◆ **Exercise instructions**:
Copy every line with the string "Iceland" in it.

◆ **Material for this task**:
--- Begin ---
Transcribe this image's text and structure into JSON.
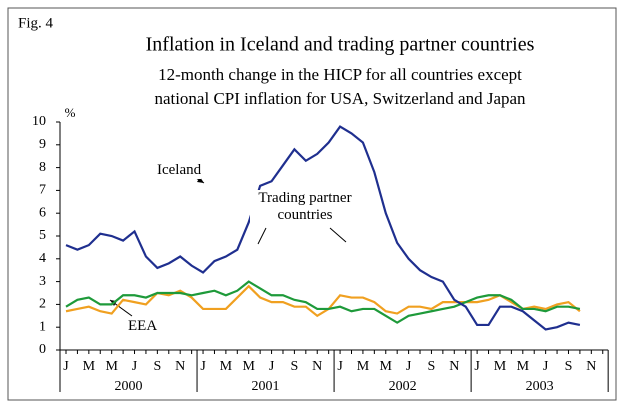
{
  "chart_data": {
    "type": "line",
    "figure_label": "Fig. 4",
    "title": "Inflation in Iceland and trading partner countries",
    "subtitle": [
      "12-month change in the HICP for all countries except",
      "national CPI inflation for USA, Switzerland and Japan"
    ],
    "ylabel": "%",
    "categories": [
      "J",
      null,
      "M",
      null,
      "M",
      null,
      "J",
      null,
      "S",
      null,
      "N",
      null,
      "J",
      null,
      "M",
      null,
      "M",
      null,
      "J",
      null,
      "S",
      null,
      "N",
      null,
      "J",
      null,
      "M",
      null,
      "M",
      null,
      "J",
      null,
      "S",
      null,
      "N",
      null,
      "J",
      null,
      "M",
      null,
      "M",
      null,
      "J",
      null,
      "S",
      null,
      "N",
      null
    ],
    "years": [
      "2000",
      "2001",
      "2002",
      "2003"
    ],
    "series": [
      {
        "name": "Iceland",
        "color": "#1f2f8f",
        "values": [
          4.6,
          4.4,
          4.6,
          5.1,
          5.0,
          4.8,
          5.2,
          4.1,
          3.6,
          3.8,
          4.1,
          3.7,
          3.4,
          3.9,
          4.1,
          4.4,
          5.6,
          7.2,
          7.4,
          8.1,
          8.8,
          8.3,
          8.6,
          9.1,
          9.8,
          9.5,
          9.1,
          7.8,
          6.0,
          4.7,
          4.0,
          3.5,
          3.2,
          3.0,
          2.2,
          1.9,
          1.1,
          1.1,
          1.9,
          1.9,
          1.7,
          1.3,
          0.9,
          1.0,
          1.2,
          1.1,
          null,
          null
        ]
      },
      {
        "name": "Trading partner countries",
        "color": "#1e9a3a",
        "values": [
          1.9,
          2.2,
          2.3,
          2.0,
          2.0,
          2.4,
          2.4,
          2.3,
          2.5,
          2.5,
          2.5,
          2.4,
          2.5,
          2.6,
          2.4,
          2.6,
          3.0,
          2.7,
          2.4,
          2.4,
          2.2,
          2.1,
          1.8,
          1.8,
          1.9,
          1.7,
          1.8,
          1.8,
          1.5,
          1.2,
          1.5,
          1.6,
          1.7,
          1.8,
          1.9,
          2.1,
          2.3,
          2.4,
          2.4,
          2.2,
          1.8,
          1.8,
          1.7,
          1.9,
          1.9,
          1.8,
          null,
          null
        ]
      },
      {
        "name": "EEA",
        "color": "#f0a020",
        "values": [
          1.7,
          1.8,
          1.9,
          1.7,
          1.6,
          2.2,
          2.1,
          2.0,
          2.5,
          2.4,
          2.6,
          2.3,
          1.8,
          1.8,
          1.8,
          2.3,
          2.8,
          2.3,
          2.1,
          2.1,
          1.9,
          1.9,
          1.5,
          1.8,
          2.4,
          2.3,
          2.3,
          2.1,
          1.7,
          1.6,
          1.9,
          1.9,
          1.8,
          2.1,
          2.1,
          2.1,
          2.1,
          2.2,
          2.4,
          2.1,
          1.8,
          1.9,
          1.8,
          2.0,
          2.1,
          1.7,
          null,
          null
        ]
      }
    ],
    "ylim": [
      0,
      10
    ],
    "yticks": [
      0,
      1,
      2,
      3,
      4,
      5,
      6,
      7,
      8,
      9,
      10
    ]
  }
}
--- End ---
◆ **Exercise output**:
    "title": "Inflation in Iceland and trading partner countries",
        "name": "Iceland",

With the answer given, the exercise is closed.